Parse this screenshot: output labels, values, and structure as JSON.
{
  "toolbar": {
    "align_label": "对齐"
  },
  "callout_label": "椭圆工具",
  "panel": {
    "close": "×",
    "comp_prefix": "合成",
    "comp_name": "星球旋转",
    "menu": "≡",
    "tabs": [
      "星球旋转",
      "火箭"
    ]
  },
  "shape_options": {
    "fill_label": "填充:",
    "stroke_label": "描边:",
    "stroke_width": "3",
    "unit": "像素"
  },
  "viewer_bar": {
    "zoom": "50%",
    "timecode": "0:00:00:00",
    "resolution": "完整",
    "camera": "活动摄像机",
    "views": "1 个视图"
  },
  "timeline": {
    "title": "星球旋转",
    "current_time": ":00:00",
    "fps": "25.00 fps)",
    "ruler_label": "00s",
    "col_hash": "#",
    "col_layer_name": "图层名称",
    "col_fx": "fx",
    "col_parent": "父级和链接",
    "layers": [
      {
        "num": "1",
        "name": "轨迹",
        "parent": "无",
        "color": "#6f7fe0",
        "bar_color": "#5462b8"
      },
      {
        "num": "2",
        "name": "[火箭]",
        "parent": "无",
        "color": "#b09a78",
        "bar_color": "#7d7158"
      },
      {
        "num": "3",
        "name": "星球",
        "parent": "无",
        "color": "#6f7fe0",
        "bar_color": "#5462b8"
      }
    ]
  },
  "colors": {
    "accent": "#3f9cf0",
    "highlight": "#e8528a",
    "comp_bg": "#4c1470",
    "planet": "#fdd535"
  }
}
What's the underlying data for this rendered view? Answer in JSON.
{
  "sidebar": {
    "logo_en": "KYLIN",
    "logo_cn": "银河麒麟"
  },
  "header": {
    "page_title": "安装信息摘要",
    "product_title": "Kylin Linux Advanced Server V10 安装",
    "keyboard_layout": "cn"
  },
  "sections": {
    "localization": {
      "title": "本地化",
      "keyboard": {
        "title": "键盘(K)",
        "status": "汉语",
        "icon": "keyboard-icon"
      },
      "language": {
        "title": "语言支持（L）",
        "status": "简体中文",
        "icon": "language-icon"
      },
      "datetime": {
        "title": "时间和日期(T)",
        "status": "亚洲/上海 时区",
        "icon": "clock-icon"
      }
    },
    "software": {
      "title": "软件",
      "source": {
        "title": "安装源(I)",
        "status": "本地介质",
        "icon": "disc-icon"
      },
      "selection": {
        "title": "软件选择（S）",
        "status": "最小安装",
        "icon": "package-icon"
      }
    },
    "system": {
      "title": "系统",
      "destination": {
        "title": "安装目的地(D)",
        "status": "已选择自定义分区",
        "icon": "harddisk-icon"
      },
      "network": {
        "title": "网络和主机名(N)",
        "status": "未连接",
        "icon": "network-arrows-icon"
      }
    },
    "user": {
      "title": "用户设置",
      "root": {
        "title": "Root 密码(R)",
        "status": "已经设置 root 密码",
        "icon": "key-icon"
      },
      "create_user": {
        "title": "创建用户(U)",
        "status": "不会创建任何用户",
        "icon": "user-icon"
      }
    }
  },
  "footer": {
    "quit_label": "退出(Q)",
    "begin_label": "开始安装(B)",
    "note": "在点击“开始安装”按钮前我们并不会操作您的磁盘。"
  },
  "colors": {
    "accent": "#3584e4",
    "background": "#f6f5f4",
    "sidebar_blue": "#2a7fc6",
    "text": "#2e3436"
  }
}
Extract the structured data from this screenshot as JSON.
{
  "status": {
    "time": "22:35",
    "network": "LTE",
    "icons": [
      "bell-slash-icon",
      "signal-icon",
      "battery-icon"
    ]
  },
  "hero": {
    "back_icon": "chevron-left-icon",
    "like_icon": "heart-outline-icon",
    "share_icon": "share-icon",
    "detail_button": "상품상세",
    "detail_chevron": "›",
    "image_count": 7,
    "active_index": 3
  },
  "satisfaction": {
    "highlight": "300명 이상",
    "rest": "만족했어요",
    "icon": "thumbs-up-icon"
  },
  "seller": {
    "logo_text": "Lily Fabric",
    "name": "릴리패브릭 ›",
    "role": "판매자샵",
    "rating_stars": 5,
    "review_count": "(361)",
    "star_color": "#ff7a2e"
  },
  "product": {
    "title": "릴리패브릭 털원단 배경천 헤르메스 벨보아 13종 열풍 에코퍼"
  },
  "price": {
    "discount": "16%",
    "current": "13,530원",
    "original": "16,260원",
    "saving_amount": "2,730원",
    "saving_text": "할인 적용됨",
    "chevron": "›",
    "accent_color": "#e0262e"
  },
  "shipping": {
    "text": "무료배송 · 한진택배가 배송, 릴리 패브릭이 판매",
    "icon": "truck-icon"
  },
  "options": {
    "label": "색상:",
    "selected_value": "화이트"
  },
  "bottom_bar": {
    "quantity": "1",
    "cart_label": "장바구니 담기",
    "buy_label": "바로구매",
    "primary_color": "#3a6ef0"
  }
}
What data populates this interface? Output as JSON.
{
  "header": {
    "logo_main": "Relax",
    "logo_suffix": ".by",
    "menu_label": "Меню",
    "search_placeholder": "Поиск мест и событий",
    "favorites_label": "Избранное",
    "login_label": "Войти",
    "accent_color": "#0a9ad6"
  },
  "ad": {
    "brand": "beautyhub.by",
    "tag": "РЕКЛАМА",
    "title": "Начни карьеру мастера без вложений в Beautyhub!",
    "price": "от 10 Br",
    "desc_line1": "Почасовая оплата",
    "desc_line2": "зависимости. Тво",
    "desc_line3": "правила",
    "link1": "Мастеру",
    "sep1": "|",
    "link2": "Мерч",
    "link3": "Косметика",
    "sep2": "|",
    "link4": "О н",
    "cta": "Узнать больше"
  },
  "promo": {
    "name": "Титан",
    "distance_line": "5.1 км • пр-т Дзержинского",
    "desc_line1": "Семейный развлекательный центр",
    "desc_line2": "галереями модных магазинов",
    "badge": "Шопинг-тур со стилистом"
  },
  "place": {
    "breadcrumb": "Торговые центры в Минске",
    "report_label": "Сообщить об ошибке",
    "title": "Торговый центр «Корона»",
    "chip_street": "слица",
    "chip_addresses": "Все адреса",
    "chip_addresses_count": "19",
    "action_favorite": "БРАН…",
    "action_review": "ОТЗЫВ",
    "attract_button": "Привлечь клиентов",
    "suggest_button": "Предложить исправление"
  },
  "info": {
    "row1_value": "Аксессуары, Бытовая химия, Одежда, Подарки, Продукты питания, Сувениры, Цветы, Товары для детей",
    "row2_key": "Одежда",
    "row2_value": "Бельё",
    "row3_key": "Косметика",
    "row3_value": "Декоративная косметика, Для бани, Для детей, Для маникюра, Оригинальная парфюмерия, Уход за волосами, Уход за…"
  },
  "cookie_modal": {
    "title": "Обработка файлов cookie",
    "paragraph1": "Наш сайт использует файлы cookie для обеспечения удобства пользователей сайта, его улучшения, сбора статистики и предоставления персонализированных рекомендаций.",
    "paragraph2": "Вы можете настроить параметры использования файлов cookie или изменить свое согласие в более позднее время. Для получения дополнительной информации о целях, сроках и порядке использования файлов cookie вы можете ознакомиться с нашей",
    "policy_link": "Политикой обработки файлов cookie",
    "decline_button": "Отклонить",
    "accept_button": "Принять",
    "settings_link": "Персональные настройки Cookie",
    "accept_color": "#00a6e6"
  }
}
#####
Goal
In the entries above, identify every line with the word "файлов". Copy those lines.

Full response
    "title": "Обработка файлов cookie",
    "paragraph2": "Вы можете настроить параметры использования файлов cookie или изменить свое согласие в более позднее время. Для получения дополнительной информации о целях, сроках и порядке использования файлов cookie вы можете ознакомиться с нашей",
    "policy_link": "Политикой обработки файлов cookie",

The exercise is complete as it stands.